Exercise instructions
Show all lines holding "title".

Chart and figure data
......

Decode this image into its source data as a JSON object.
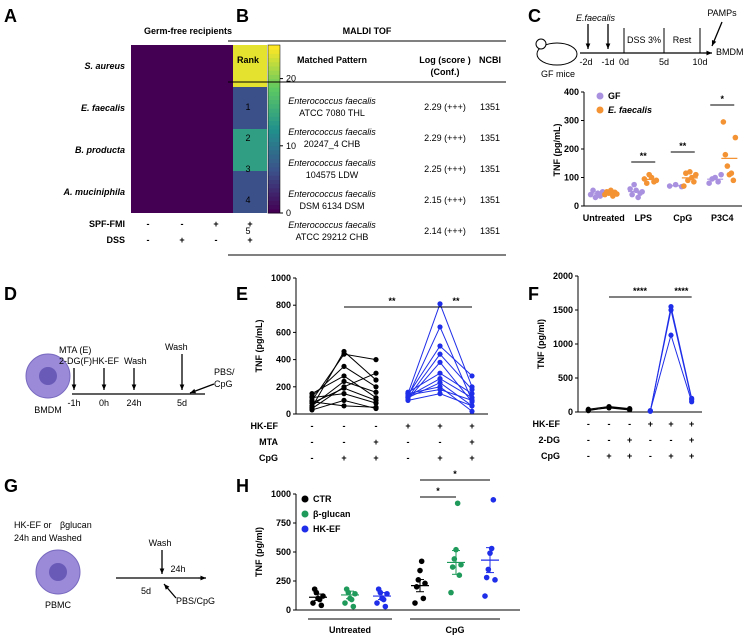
{
  "panels": [
    "A",
    "B",
    "C",
    "D",
    "E",
    "F",
    "G",
    "H"
  ],
  "colors": {
    "gf": "#a991e0",
    "ef": "#f39333",
    "black": "#000000",
    "blue": "#1f2ee8",
    "green": "#1f9a5a",
    "cell": "#9a8ad8"
  },
  "chart_data": [
    {
      "panel": "A",
      "type": "heatmap",
      "title": "Germ-free recipients",
      "rows": [
        "S. aureus",
        "E. faecalis",
        "B. producta",
        "A. muciniphila"
      ],
      "condition_rows": [
        {
          "label": "SPF-FMI",
          "values": [
            "-",
            "-",
            "+",
            "+"
          ]
        },
        {
          "label": "DSS",
          "values": [
            "-",
            "+",
            "-",
            "+"
          ]
        }
      ],
      "values": [
        [
          0,
          0,
          0,
          24
        ],
        [
          0,
          0,
          0,
          6
        ],
        [
          0,
          0,
          0,
          14
        ],
        [
          0,
          0,
          0,
          6
        ]
      ],
      "colorbar": {
        "min": 0,
        "max": 25,
        "ticks": [
          "0",
          "10",
          "20"
        ]
      }
    },
    {
      "panel": "B",
      "type": "table",
      "title": "MALDI TOF",
      "headers": [
        "Rank",
        "Matched Pattern",
        "Log (score )",
        "NCBI"
      ],
      "header_sub": "(Conf.)",
      "rows": [
        {
          "rank": "1",
          "species": "Enterococcus faecalis",
          "strain": "ATCC 7080 THL",
          "score": "2.29 (+++)",
          "ncbi": "1351"
        },
        {
          "rank": "2",
          "species": "Enterococcus faecalis",
          "strain": "20247_4 CHB",
          "score": "2.29 (+++)",
          "ncbi": "1351"
        },
        {
          "rank": "3",
          "species": "Enterococcus faecalis",
          "strain": "104575 LDW",
          "score": "2.25 (+++)",
          "ncbi": "1351"
        },
        {
          "rank": "4",
          "species": "Enterococcus faecalis",
          "strain": "DSM 6134 DSM",
          "score": "2.15 (+++)",
          "ncbi": "1351"
        },
        {
          "rank": "5",
          "species": "Enterococcus faecalis",
          "strain": "ATCC 29212 CHB",
          "score": "2.14 (+++)",
          "ncbi": "1351"
        }
      ]
    },
    {
      "panel": "C",
      "type": "scatter",
      "timeline": {
        "organism": "E.faecalis",
        "mouse": "GF mice",
        "ticks": [
          "-2d",
          "-1d",
          "0d",
          "5d",
          "10d"
        ],
        "dss": "DSS 3%",
        "rest": "Rest",
        "end": "BMDM",
        "stim": "PAMPs"
      },
      "ylabel": "TNF (pg/mL)",
      "ylim": [
        0,
        400
      ],
      "yticks": [
        "0",
        "100",
        "200",
        "300",
        "400"
      ],
      "categories": [
        "Untreated",
        "LPS",
        "CpG",
        "P3C4"
      ],
      "series": [
        {
          "name": "GF",
          "points": [
            [
              40,
              55,
              30,
              45,
              35,
              50
            ],
            [
              60,
              40,
              75,
              55,
              30,
              45,
              50
            ],
            [
              70,
              75,
              68
            ],
            [
              80,
              95,
              100,
              85,
              110
            ]
          ]
        },
        {
          "name": "E. faecalis",
          "points": [
            [
              40,
              50,
              45,
              55,
              35,
              48,
              42
            ],
            [
              95,
              80,
              110,
              100,
              85,
              90
            ],
            [
              70,
              115,
              90,
              120,
              100,
              85,
              110
            ],
            [
              295,
              180,
              140,
              110,
              115,
              90,
              240
            ]
          ]
        }
      ],
      "significance": [
        {
          "category": "LPS",
          "label": "**"
        },
        {
          "category": "CpG",
          "label": "**"
        },
        {
          "category": "P3C4",
          "label": "*"
        }
      ]
    },
    {
      "panel": "D",
      "type": "diagram",
      "labels": [
        "MTA (E)",
        "2-DG(F)",
        "HK-EF",
        "Wash",
        "Wash",
        "PBS/",
        "CpG",
        "BMDM"
      ],
      "ticks": [
        "-1h",
        "0h",
        "24h",
        "5d"
      ]
    },
    {
      "panel": "E",
      "type": "line",
      "ylabel": "TNF (pg/mL)",
      "ylim": [
        0,
        1000
      ],
      "yticks": [
        "0",
        "200",
        "400",
        "600",
        "800",
        "1000"
      ],
      "conditions": [
        {
          "label": "HK-EF",
          "values": [
            "-",
            "-",
            "-",
            "+",
            "+",
            "+"
          ]
        },
        {
          "label": "MTA",
          "values": [
            "-",
            "-",
            "+",
            "-",
            "-",
            "+"
          ]
        },
        {
          "label": "CpG",
          "values": [
            "-",
            "+",
            "+",
            "-",
            "+",
            "+"
          ]
        }
      ],
      "groups": [
        {
          "color": "black",
          "pairs": [
            [
              50,
              460,
              250
            ],
            [
              100,
              440,
              400
            ],
            [
              130,
              350,
              200
            ],
            [
              150,
              280,
              120
            ],
            [
              60,
              240,
              160
            ],
            [
              40,
              200,
              300
            ],
            [
              80,
              190,
              100
            ],
            [
              120,
              150,
              80
            ],
            [
              30,
              100,
              40
            ],
            [
              90,
              60,
              50
            ]
          ]
        },
        {
          "color": "blue",
          "pairs": [
            [
              150,
              810,
              200
            ],
            [
              130,
              640,
              100
            ],
            [
              140,
              500,
              280
            ],
            [
              120,
              440,
              180
            ],
            [
              110,
              380,
              90
            ],
            [
              160,
              300,
              150
            ],
            [
              130,
              260,
              120
            ],
            [
              120,
              230,
              60
            ],
            [
              150,
              200,
              20
            ],
            [
              140,
              180,
              100
            ],
            [
              100,
              150,
              60
            ]
          ]
        }
      ],
      "significance": [
        "**",
        "**"
      ]
    },
    {
      "panel": "F",
      "type": "line",
      "ylabel": "TNF (pg/ml)",
      "ylim": [
        0,
        2000
      ],
      "yticks": [
        "0",
        "500",
        "1000",
        "1500",
        "2000"
      ],
      "conditions": [
        {
          "label": "HK-EF",
          "values": [
            "-",
            "-",
            "-",
            "+",
            "+",
            "+"
          ]
        },
        {
          "label": "2-DG",
          "values": [
            "-",
            "-",
            "+",
            "-",
            "-",
            "+"
          ]
        },
        {
          "label": "CpG",
          "values": [
            "-",
            "+",
            "+",
            "-",
            "+",
            "+"
          ]
        }
      ],
      "groups": [
        {
          "color": "black",
          "pairs": [
            [
              20,
              70,
              40
            ],
            [
              30,
              60,
              30
            ],
            [
              40,
              80,
              50
            ]
          ]
        },
        {
          "color": "blue",
          "pairs": [
            [
              10,
              1550,
              200
            ],
            [
              15,
              1500,
              180
            ],
            [
              20,
              1130,
              150
            ]
          ]
        }
      ],
      "significance": [
        "****",
        "****"
      ]
    },
    {
      "panel": "G",
      "type": "diagram",
      "labels": [
        "HK-EF or",
        "24h  and Washed",
        "Wash",
        "24h",
        "PBS/CpG",
        "5d",
        "PBMC"
      ],
      "beta": "β"
    },
    {
      "panel": "H",
      "type": "scatter",
      "ylabel": "TNF (pg/ml)",
      "ylim": [
        0,
        1000
      ],
      "yticks": [
        "0",
        "250",
        "500",
        "750",
        "1000"
      ],
      "groups": [
        "Untreated",
        "CpG"
      ],
      "series": [
        {
          "name": "CTR",
          "means": [
            110,
            210
          ],
          "points": [
            [
              60,
              180,
              150,
              100,
              90,
              40,
              120
            ],
            [
              60,
              200,
              260,
              340,
              420,
              100,
              230
            ]
          ]
        },
        {
          "name": "β-glucan",
          "means": [
            130,
            410
          ],
          "points": [
            [
              60,
              180,
              150,
              100,
              90,
              30,
              140
            ],
            [
              150,
              370,
              440,
              520,
              920,
              300,
              390
            ]
          ]
        },
        {
          "name": "HK-EF",
          "means": [
            120,
            430
          ],
          "points": [
            [
              60,
              180,
              150,
              100,
              90,
              30,
              140
            ],
            [
              120,
              280,
              350,
              490,
              530,
              950,
              260
            ]
          ]
        }
      ],
      "significance": [
        "*",
        "*"
      ]
    }
  ]
}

......

Output of the task
      "title": "Germ-free recipients",
      "title": "MALDI TOF",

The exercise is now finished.